Dataset items:

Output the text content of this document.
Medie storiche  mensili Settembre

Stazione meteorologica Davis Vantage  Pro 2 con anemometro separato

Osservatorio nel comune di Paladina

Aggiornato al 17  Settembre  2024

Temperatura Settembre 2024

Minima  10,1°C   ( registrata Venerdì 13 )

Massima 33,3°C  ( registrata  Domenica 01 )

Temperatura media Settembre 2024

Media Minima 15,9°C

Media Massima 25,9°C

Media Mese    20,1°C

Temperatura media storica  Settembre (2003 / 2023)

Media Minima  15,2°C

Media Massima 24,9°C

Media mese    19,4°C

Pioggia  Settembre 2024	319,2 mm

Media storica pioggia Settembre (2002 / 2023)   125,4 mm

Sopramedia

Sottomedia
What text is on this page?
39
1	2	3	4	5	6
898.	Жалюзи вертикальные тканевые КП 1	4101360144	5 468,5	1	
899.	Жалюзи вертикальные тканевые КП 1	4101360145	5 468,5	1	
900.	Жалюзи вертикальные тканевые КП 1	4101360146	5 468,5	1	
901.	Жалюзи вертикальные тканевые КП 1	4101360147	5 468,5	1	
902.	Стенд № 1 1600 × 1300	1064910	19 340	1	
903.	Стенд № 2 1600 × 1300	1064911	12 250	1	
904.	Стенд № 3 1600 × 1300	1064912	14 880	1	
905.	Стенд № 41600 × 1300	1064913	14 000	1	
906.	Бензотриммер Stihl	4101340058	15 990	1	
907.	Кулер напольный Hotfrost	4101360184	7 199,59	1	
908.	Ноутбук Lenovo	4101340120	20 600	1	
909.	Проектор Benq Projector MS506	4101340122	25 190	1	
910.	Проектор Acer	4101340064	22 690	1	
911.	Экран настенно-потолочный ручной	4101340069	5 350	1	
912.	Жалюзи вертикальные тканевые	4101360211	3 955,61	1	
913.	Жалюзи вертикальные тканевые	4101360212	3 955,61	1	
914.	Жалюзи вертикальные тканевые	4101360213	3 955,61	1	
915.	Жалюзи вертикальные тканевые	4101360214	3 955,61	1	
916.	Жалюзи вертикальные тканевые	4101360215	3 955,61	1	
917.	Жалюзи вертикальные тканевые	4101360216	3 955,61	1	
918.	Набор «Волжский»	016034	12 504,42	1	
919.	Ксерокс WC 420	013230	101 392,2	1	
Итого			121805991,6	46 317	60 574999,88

_Exercise instructions_
Your task is to print the whole listing again exactly.

_Expected output_
Output the text content of this document.
Medie storiche  mensili Settembre

Stazione meteorologica Davis Vantage  Pro 2 con anemometro separato

Osservatorio nel comune di Paladina

Aggiornato al 17  Settembre  2024

Temperatura Settembre 2024

Minima  10,1°C   ( registrata Venerdì 13 )

Massima 33,3°C  ( registrata  Domenica 01 )

Temperatura media Settembre 2024

Media Minima 15,9°C

Media Massima 25,9°C

Media Mese    20,1°C

Temperatura media storica  Settembre (2003 / 2023)

Media Minima  15,2°C

Media Massima 24,9°C

Media mese    19,4°C

Pioggia  Settembre 2024	319,2 mm

Media storica pioggia Settembre (2002 / 2023)   125,4 mm

Sopramedia

Sottomedia
What text is on this page?
39
1	2	3	4	5	6
898.	Жалюзи вертикальные тканевые КП 1	4101360144	5 468,5	1	
899.	Жалюзи вертикальные тканевые КП 1	4101360145	5 468,5	1	
900.	Жалюзи вертикальные тканевые КП 1	4101360146	5 468,5	1	
901.	Жалюзи вертикальные тканевые КП 1	4101360147	5 468,5	1	
902.	Стенд № 1 1600 × 1300	1064910	19 340	1	
903.	Стенд № 2 1600 × 1300	1064911	12 250	1	
904.	Стенд № 3 1600 × 1300	1064912	14 880	1	
905.	Стенд № 41600 × 1300	1064913	14 000	1	
906.	Бензотриммер Stihl	4101340058	15 990	1	
907.	Кулер напольный Hotfrost	4101360184	7 199,59	1	
908.	Ноутбук Lenovo	4101340120	20 600	1	
909.	Проектор Benq Projector MS506	4101340122	25 190	1	
910.	Проектор Acer	4101340064	22 690	1	
911.	Экран настенно-потолочный ручной	4101340069	5 350	1	
912.	Жалюзи вертикальные тканевые	4101360211	3 955,61	1	
913.	Жалюзи вертикальные тканевые	4101360212	3 955,61	1	
914.	Жалюзи вертикальные тканевые	4101360213	3 955,61	1	
915.	Жалюзи вертикальные тканевые	4101360214	3 955,61	1	
916.	Жалюзи вертикальные тканевые	4101360215	3 955,61	1	
917.	Жалюзи вертикальные тканевые	4101360216	3 955,61	1	
918.	Набор «Волжский»	016034	12 504,42	1	
919.	Ксерокс WC 420	013230	101 392,2	1	
Итого			121805991,6	46 317	60 574999,88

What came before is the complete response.